Stored items
++++++++++++++++++++

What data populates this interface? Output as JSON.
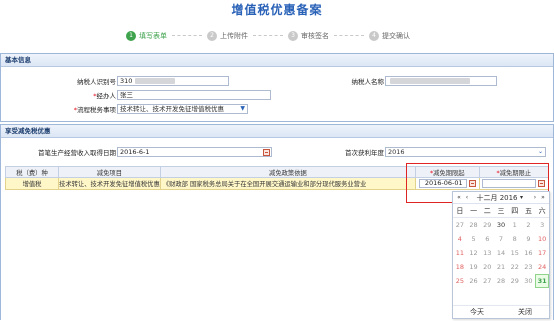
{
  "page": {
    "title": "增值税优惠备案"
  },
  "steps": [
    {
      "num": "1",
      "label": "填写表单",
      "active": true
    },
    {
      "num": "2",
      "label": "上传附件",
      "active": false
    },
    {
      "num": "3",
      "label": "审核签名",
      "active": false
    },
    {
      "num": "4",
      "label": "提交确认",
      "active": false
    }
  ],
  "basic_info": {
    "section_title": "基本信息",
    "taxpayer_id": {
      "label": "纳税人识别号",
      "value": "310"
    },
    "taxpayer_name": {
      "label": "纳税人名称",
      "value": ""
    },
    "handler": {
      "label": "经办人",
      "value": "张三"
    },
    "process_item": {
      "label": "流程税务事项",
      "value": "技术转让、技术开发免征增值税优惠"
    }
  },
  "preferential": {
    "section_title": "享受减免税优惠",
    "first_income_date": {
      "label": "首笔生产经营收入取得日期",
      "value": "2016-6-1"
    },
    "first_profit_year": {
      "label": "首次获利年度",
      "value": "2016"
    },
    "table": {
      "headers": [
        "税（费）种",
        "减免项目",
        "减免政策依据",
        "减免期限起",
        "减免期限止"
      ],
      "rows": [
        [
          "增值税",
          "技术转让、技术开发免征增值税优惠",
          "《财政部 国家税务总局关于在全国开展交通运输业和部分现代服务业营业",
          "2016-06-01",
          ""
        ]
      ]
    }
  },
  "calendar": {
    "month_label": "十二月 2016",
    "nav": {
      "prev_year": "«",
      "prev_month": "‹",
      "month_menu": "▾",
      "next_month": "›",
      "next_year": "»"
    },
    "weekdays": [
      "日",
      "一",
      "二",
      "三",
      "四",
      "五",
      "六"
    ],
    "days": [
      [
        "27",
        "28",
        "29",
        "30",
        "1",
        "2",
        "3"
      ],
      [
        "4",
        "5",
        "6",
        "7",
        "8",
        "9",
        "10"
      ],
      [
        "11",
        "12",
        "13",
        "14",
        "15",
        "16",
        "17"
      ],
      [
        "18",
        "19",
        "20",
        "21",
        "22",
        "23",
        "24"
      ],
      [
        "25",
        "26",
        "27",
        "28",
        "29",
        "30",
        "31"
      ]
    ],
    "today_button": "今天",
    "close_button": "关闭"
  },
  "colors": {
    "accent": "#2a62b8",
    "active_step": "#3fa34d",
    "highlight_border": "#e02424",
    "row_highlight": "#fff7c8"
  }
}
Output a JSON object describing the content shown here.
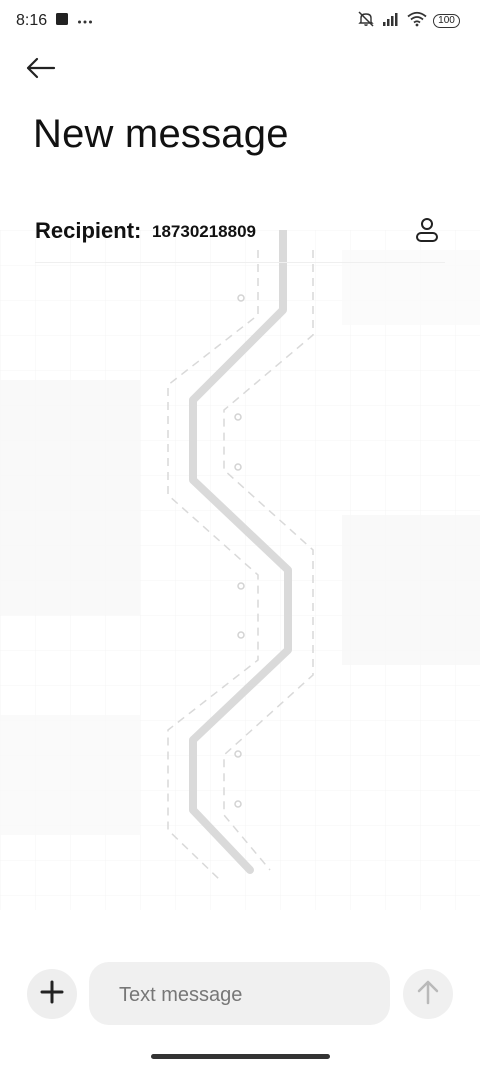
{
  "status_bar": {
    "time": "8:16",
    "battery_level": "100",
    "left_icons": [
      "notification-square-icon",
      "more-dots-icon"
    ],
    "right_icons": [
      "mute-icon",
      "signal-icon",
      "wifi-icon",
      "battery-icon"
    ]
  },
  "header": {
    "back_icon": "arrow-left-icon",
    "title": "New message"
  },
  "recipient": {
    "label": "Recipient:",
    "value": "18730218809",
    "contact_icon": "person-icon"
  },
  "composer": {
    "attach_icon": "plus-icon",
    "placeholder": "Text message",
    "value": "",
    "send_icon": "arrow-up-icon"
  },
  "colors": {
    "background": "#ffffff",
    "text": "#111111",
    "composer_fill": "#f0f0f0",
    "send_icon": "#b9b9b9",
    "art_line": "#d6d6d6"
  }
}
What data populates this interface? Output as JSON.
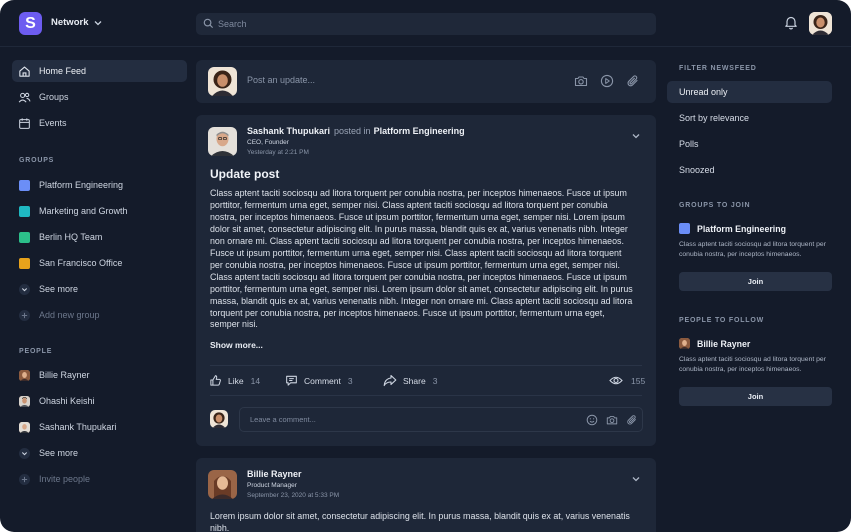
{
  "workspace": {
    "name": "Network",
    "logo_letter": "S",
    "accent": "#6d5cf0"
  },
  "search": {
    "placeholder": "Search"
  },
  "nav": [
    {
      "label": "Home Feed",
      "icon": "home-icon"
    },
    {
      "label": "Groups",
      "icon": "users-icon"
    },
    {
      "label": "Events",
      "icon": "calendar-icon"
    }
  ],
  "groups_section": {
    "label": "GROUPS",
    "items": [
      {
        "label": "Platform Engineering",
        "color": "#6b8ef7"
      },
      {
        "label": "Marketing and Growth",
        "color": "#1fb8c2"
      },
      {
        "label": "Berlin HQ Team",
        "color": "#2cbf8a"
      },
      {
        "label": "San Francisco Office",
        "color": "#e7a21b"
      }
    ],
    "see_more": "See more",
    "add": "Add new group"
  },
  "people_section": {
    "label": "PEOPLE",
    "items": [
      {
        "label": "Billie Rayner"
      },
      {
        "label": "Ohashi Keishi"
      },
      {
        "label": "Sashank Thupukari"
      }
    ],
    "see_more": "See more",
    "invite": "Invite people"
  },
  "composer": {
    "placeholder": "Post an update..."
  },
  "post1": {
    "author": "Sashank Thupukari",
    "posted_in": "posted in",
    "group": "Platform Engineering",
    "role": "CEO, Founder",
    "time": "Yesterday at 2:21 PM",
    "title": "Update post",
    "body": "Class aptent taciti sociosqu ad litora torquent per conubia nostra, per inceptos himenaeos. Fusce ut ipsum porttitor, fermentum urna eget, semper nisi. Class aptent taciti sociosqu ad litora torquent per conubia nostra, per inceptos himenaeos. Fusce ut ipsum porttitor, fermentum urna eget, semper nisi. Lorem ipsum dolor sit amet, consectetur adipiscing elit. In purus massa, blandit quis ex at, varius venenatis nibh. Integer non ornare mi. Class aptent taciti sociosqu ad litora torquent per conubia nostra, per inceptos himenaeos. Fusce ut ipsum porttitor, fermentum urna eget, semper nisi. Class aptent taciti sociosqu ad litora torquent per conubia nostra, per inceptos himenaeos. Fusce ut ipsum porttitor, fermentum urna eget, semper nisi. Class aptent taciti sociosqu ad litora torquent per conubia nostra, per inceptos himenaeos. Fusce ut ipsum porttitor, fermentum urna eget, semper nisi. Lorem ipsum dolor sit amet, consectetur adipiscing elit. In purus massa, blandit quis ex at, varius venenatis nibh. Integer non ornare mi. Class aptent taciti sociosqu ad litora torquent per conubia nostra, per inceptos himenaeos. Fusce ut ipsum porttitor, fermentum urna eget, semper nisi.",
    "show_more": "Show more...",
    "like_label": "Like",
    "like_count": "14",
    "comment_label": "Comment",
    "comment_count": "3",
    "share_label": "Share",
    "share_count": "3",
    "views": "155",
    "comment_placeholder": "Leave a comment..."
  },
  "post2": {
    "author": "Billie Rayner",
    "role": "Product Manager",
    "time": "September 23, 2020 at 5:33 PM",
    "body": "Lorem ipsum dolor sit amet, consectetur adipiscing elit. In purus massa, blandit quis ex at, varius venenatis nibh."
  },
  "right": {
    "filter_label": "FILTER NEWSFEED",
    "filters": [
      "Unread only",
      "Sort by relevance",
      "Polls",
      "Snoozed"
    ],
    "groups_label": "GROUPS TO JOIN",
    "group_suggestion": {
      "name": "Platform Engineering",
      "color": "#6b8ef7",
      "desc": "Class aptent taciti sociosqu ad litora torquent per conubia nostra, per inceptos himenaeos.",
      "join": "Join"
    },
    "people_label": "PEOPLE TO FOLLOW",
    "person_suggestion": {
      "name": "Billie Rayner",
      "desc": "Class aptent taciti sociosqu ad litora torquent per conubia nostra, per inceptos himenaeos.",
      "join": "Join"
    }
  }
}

++++++++++++++++++++

◆ Work to do: Collect, from the material above, every line containing the word "nibh".

◆ Response to this task:
    "body": "Class aptent taciti sociosqu ad litora torquent per conubia nostra, per inceptos himenaeos. Fusce ut ipsum porttitor, fermentum urna eget, semper nisi. Class aptent taciti sociosqu ad litora torquent per conubia nostra, per inceptos himenaeos. Fusce ut ipsum porttitor, fermentum urna eget, semper nisi. Lorem ipsum dolor sit amet, consectetur adipiscing elit. In purus massa, blandit quis ex at, varius venenatis nibh. Integer non ornare mi. Class aptent taciti sociosqu ad litora torquent per conubia nostra, per inceptos himenaeos. Fusce ut ipsum porttitor, fermentum urna eget, semper nisi. Class aptent taciti sociosqu ad litora torquent per conubia nostra, per inceptos himenaeos. Fusce ut ipsum porttitor, fermentum urna eget, semper nisi. Class aptent taciti sociosqu ad litora torquent per conubia nostra, per inceptos himenaeos. Fusce ut ipsum porttitor, fermentum urna eget, semper nisi. Lorem ipsum dolor sit amet, consectetur adipiscing elit. In purus massa, blandit quis ex at, varius venenatis nibh. Integer non ornare mi. Class aptent taciti sociosqu ad litora torquent per conubia nostra, per inceptos himenaeos. Fusce ut ipsum porttitor, fermentum urna eget, semper nisi.",
    "body": "Lorem ipsum dolor sit amet, consectetur adipiscing elit. In purus massa, blandit quis ex at, varius venenatis nibh."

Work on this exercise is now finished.